Information shown:

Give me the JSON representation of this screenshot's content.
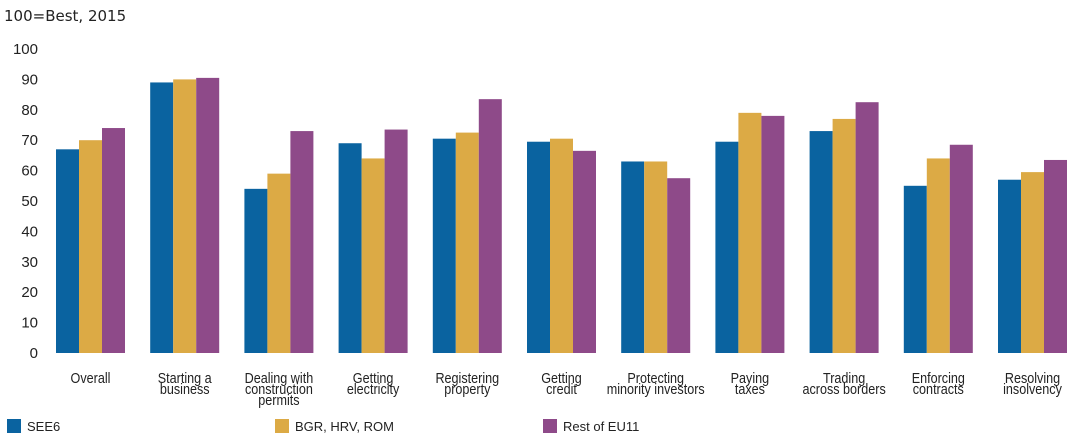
{
  "chart_data": {
    "type": "bar",
    "subtitle": "100=Best, 2015",
    "ylim": [
      0,
      100
    ],
    "yticks": [
      0,
      10,
      20,
      30,
      40,
      50,
      60,
      70,
      80,
      90,
      100
    ],
    "grid": false,
    "legend_position": "bottom",
    "categories": [
      [
        "Overall"
      ],
      [
        "Starting a",
        "business"
      ],
      [
        "Dealing with",
        "construction",
        "permits"
      ],
      [
        "Getting",
        "electricity"
      ],
      [
        "Registering",
        "property"
      ],
      [
        "Getting",
        "credit"
      ],
      [
        "Protecting",
        "minority investors"
      ],
      [
        "Paying",
        "taxes"
      ],
      [
        "Trading",
        "across borders"
      ],
      [
        "Enforcing",
        "contracts"
      ],
      [
        "Resolving",
        "insolvency"
      ]
    ],
    "series": [
      {
        "name": "SEE6",
        "color": "#0a63a0",
        "values": [
          67,
          89,
          54,
          69,
          70.5,
          69.5,
          63,
          69.5,
          73,
          55,
          57
        ]
      },
      {
        "name": "BGR, HRV, ROM",
        "color": "#dcaa45",
        "values": [
          70,
          90,
          59,
          64,
          72.5,
          70.5,
          63,
          79,
          77,
          64,
          59.5
        ]
      },
      {
        "name": "Rest of EU11",
        "color": "#8e4a89",
        "values": [
          74,
          90.5,
          73,
          73.5,
          83.5,
          66.5,
          57.5,
          78,
          82.5,
          68.5,
          63.5
        ]
      }
    ]
  }
}
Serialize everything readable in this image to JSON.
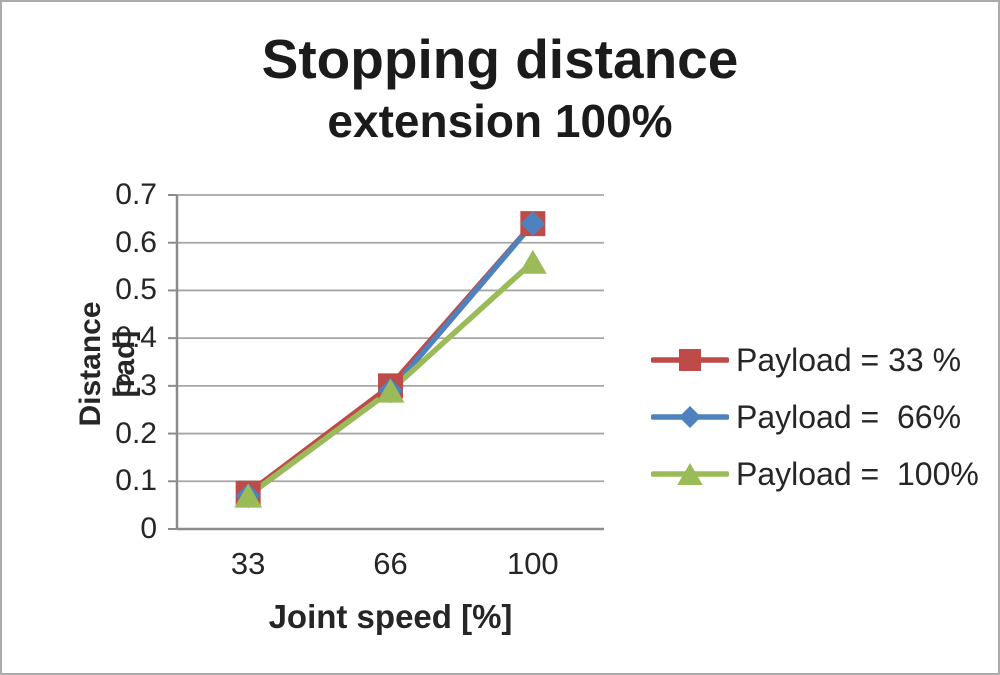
{
  "chart_data": {
    "type": "line",
    "title": "Stopping distance",
    "subtitle": "extension 100%",
    "xlabel": "Joint speed [%]",
    "ylabel": "Distance [rad]",
    "categories": [
      "33",
      "66",
      "100"
    ],
    "ylim": [
      0,
      0.7
    ],
    "ytick_interval": 0.1,
    "ytick_labels": [
      "0",
      "0.1",
      "0.2",
      "0.3",
      "0.4",
      "0.5",
      "0.6",
      "0.7"
    ],
    "grid": "horizontal",
    "legend_position": "right",
    "series": [
      {
        "name": "Payload = 33 %",
        "marker": "square",
        "color": "#BE4B48",
        "values": [
          0.075,
          0.3,
          0.64
        ]
      },
      {
        "name": "Payload =  66%",
        "marker": "diamond",
        "color": "#4F81BD",
        "values": [
          0.07,
          0.29,
          0.64
        ]
      },
      {
        "name": "Payload =  100%",
        "marker": "triangle",
        "color": "#9BBB59",
        "values": [
          0.07,
          0.29,
          0.56
        ]
      }
    ]
  },
  "colors": {
    "gridline": "#a6a6a6",
    "axis_line": "#8c8c8c",
    "text": "#262626",
    "title_text": "#1b1b1b",
    "frame_border": "#ababab",
    "background": "#ffffff"
  }
}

Exercise: Only a number is wanted: how many lines contain "JSON"?

Output for this exercise: 2